Stored records

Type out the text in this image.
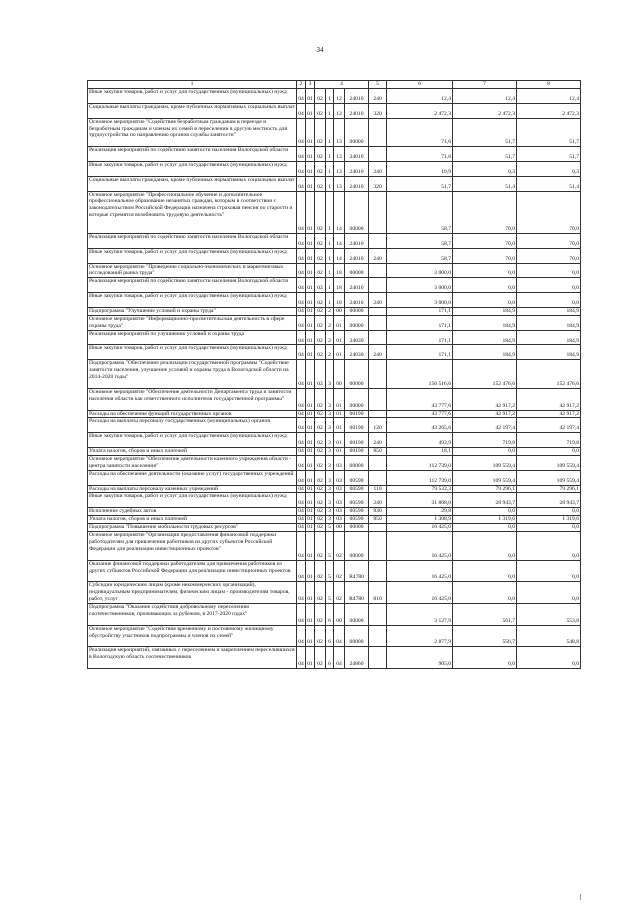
34
1	2	3	4				5	6	7	8
Иные закупки товаров, работ и услуг для государственных (муниципальных) нужд	04	01	02	1	12	24010	240	12,4	12,4	12,4
Социальные выплаты гражданам, кроме публичных нормативных социальных выплат	04	01	02	1	12	24010	320	2 472,3	2 472,3	2 472,3
Основное мероприятие "Содействие безработным гражданам в переезде и безработным гражданам и членам их семей в переселении в другую местность для трудоустройства по направлению органов службы занятости"	04	01	02	1	13	00000		71,6	51,7	51,7
Реализация мероприятий по содействию занятости населения Вологодской области	04	01	02	1	13	24010		71,6	51,7	51,7
Иные закупки товаров, работ и услуг для государственных (муниципальных) нужд	04	01	02	1	13	24010	240	19,9	0,3	0,3
Социальные выплаты гражданам, кроме публичных нормативных социальных выплат	04	01	02	1	13	24010	320	51,7	51,4	51,4
Основное мероприятие "Профессиональное обучение и дополнительное профессиональное образование незанятых граждан, которым в соответствии с законодательством Российской Федерации назначена страховая пенсия по старости и которые стремятся возобновить трудовую деятельность"	04	01	02	1	14	00000		58,7	70,0	70,0
Реализация мероприятий по содействию занятости населения Вологодской области	04	01	02	1	14	24010		58,7	70,0	70,0
Иные закупки товаров, работ и услуг для государственных (муниципальных) нужд	04	01	02	1	14	24010	240	58,7	70,0	70,0
Основное мероприятие "Проведение социально-экономических и маркетинговых исследований рынка труда"	04	01	02	1	18	00000		3 000,0	0,0	0,0
Реализация мероприятий по содействию занятости населения Вологодской области	04	01	02	1	18	24010		3 000,0	0,0	0,0
Иные закупки товаров, работ и услуг для государственных (муниципальных) нужд	04	01	02	1	18	24010	240	3 000,0	0,0	0,0
Подпрограмма "Улучшение условий и охраны труда"	04	01	02	2	00	00000		171,1	184,9	184,9
Основное мероприятие "Информационно-просветительская деятельность в сфере охраны труда"	04	01	02	2	01	00000		171,1	184,9	184,9
Реализация мероприятий по улучшению условий и охраны труда	04	01	02	2	01	24030		171,1	184,9	184,9
Иные закупки товаров, работ и услуг для государственных (муниципальных) нужд	04	01	02	2	01	24030	240	171,1	184,9	184,9
Подпрограмма "Обеспечение реализации государственной программы "Содействие занятости населения, улучшение условий и охраны труда в Вологодской области на 2014-2020 годы"	04	01	02	3	00	00000		156 516,6	152 476,6	152 476,6
Основное мероприятие "Обеспечение деятельности Департамента труда и занятости населения области как ответственного исполнителя государственной программы"	04	01	02	3	01	00000		43 777,6	42 917,2	42 917,2
Расходы на обеспечение функций государственных органов	04	01	02	3	01	00190		43 777,6	42 917,2	42 917,2
Расходы на выплаты персоналу государственных (муниципальных) органов	04	01	02	3	01	00190	120	43 265,6	42 197,4	42 197,4
Иные закупки товаров, работ и услуг для государственных (муниципальных) нужд	04	01	02	3	01	00190	240	493,9	719,8	719,8
Уплата налогов, сборов и иных платежей	04	01	02	3	01	00190	850	18,1	0,0	0,0
Основное мероприятие "Обеспечение деятельности казенного учреждения области - центра занятости населения"	04	01	02	3	03	00000		112 739,0	109 559,4	109 559,4
Расходы на обеспечение деятельности (оказание услуг) государственных учреждений	04	01	02	3	03	00590		112 739,0	109 559,4	109 559,4
Расходы на выплаты персоналу казенных учреждений	04	01	02	3	03	00590	110	79 532,3	79 296,1	79 296,1
Иные закупки товаров, работ и услуг для государственных (муниципальных) нужд	04	01	02	3	03	00590	240	31 868,0	28 943,7	28 943,7
Исполнение судебных актов	04	01	02	3	03	00590	830	29,8	0,0	0,0
Уплата налогов, сборов и иных платежей	04	01	02	3	03	00590	850	1 308,9	1 319,6	1 319,6
Подпрограмма "Повышение мобильности трудовых ресурсов"	04	01	02	5	00	00000		16 425,0	0,0	0,0
Основное мероприятие "Организация предоставления финансовой поддержки работодателям для привлечения работников из других субъектов Российской Федерации для реализации инвестиционных проектов"	04	01	02	5	02	00000		16 425,0	0,0	0,0
Оказание финансовой поддержки работодателям для привлечения работников из других субъектов Российской Федерации для реализации инвестиционных проектов	04	01	02	5	02	R4780		16 425,0	0,0	0,0
Субсидии юридическим лицам (кроме некоммерческих организаций), индивидуальным предпринимателям, физическим лицам - производителям товаров, работ, услуг	04	01	02	5	02	R4780	810	16 425,0	0,0	0,0
Подпрограмма "Оказание содействия добровольному переселению соотечественников, проживающих за рубежом, в 2017-2020 годах"	04	01	02	6	00	00000		3 127,9	561,7	553,8
Основное мероприятие "Содействие временному и постоянному жилищному обустройству участников подпрограммы и членов их семей"	04	01	02	6	04	00000		2 877,9	556,7	548,8
Реализация мероприятий, связанных с переселением и закреплением переселившихся в Вологодскую область соотечественников	04	01	02	6	04	24860		905,0	0,0	0,0
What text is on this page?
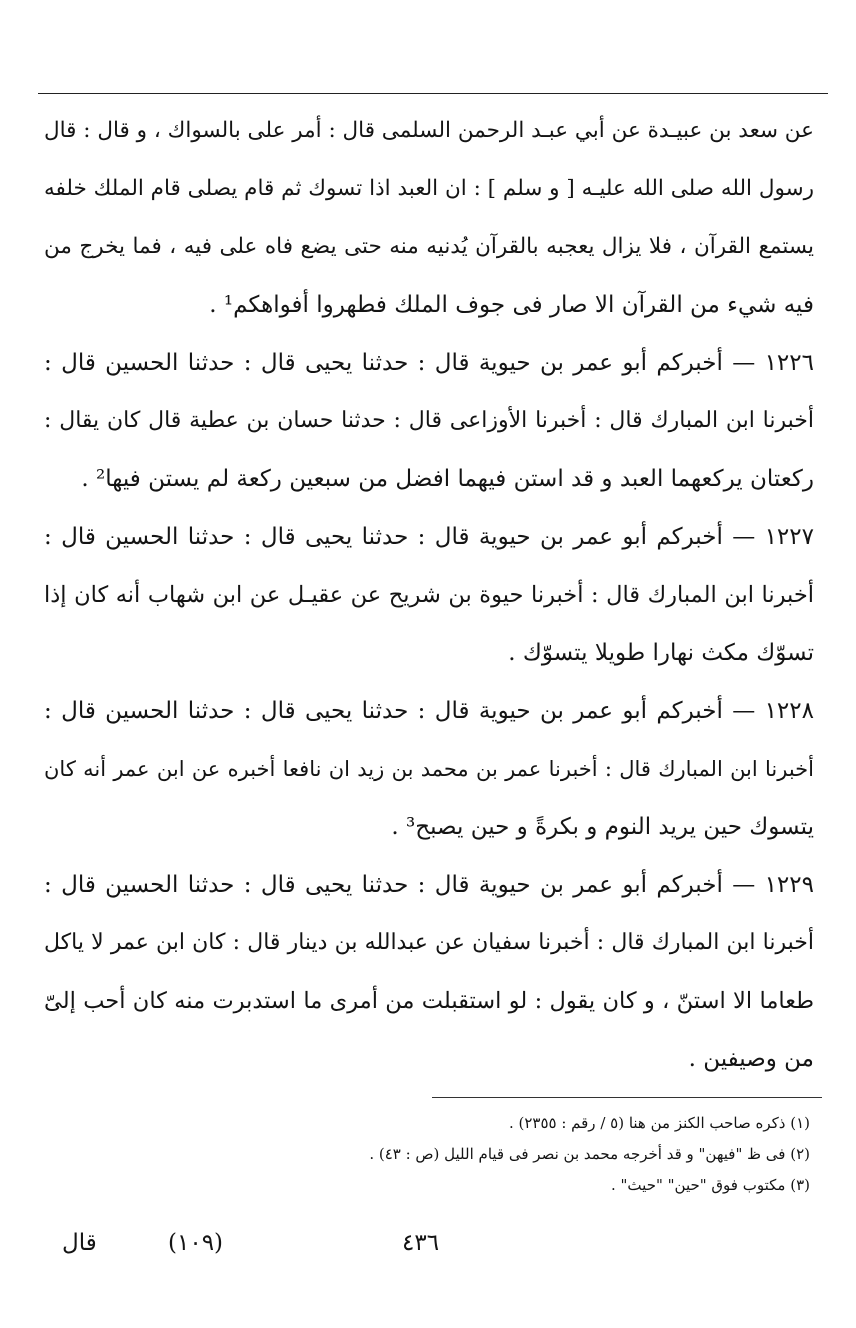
عن سعد بن عبيـدة عن أبي عبـد الرحمن السلمى قال : أمر على بالسواك ، و قال : قال
رسول الله صلى الله عليـه [ و سلم ] : ان العبد اذا تسوك ثم قام يصلى قام الملك خلفه
يستمع القرآن ، فلا يزال يعجبه بالقرآن يُدنيه منه حتى يضع فاه على فيه ، فما يخرج من
فيه شيء من القرآن الا صار فى جوف الملك فطهروا أفواهكم¹ .
١٢٢٦ — أخبركم أبو عمر بن حيوية قال : حدثنا يحيى قال : حدثنا الحسين قال :
أخبرنا ابن المبارك قال : أخبرنا الأوزاعى قال : حدثنا حسان بن عطية قال كان يقال :
ركعتان يركعهما العبد و قد استن فيهما افضل من سبعين ركعة لم يستن فيها² .
١٢٢٧ — أخبركم أبو عمر بن حيوية قال : حدثنا يحيى قال : حدثنا الحسين قال :
أخبرنا ابن المبارك قال : أخبرنا حيوة بن شريح عن عقيـل عن ابن شهاب أنه كان إذا
تسوّك مكث نهارا طويلا يتسوّك .
١٢٢٨ — أخبركم أبو عمر بن حيوية قال : حدثنا يحيى قال : حدثنا الحسين قال :
أخبرنا ابن المبارك قال : أخبرنا عمر بن محمد بن زيد ان نافعا أخبره عن ابن عمر أنه كان
يتسوك حين يريد النوم و بكرةً و حين يصبح³ .
١٢٢٩ — أخبركم أبو عمر بن حيوية قال : حدثنا يحيى قال : حدثنا الحسين قال :
أخبرنا ابن المبارك قال : أخبرنا سفيان عن عبدالله بن دينار قال : كان ابن عمر لا ياكل
طعاما الا استنّ ، و كان يقول : لو استقبلت من أمرى ما استدبرت منه كان أحب إلىّ
من وصيفين .
(١) ذكره صاحب الكنز من هنا (٥ / رقم : ٢٣٥٥) .
(٢) فى ظ "فيهن" و قد أخرجه محمد بن نصر فى قيام الليل (ص : ٤٣) .
(٣) مكتوب فوق "حين" "حيث" .
قال	(١٠٩)	٤٣٦
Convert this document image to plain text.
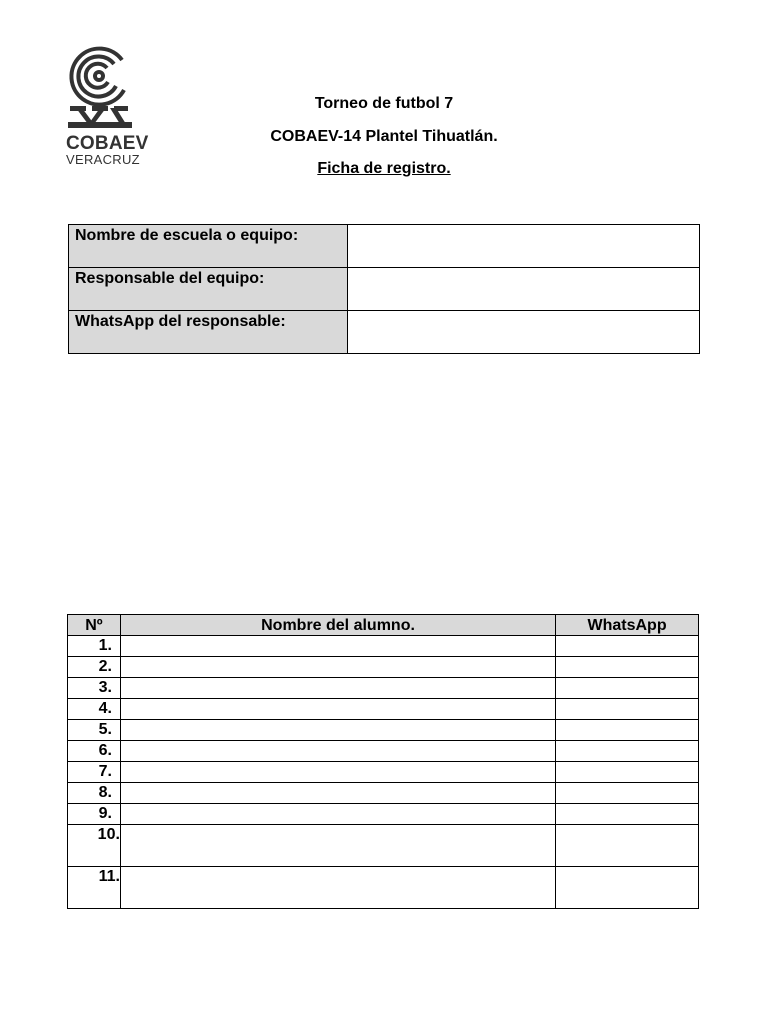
COBAEV
VERACRUZ
Torneo de futbol 7
COBAEV-14 Plantel Tihuatlán.
Ficha de registro.
Nombre de escuela o equipo:	
Responsable del equipo:	
WhatsApp del responsable:	
Nº	Nombre del alumno.	WhatsApp
1.		
2.		
3.		
4.		
5.		
6.		
7.		
8.		
9.		
10.		
11.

→ **WHAT YOU ARE ASKED TO DO**
Read through the lines above and collect those that contain the string "публичных".

→ **SOLUTION TO THIS EXERCISE**
Социальные выплаты гражданам, кроме публичных нормативных социальных выплат	04	01	02	1	12	24010	320	2 472,3	2 472,3	2 472,3
Социальные выплаты гражданам, кроме публичных нормативных социальных выплат	04	01	02	1	13	24010	320	51,7	51,4	51,4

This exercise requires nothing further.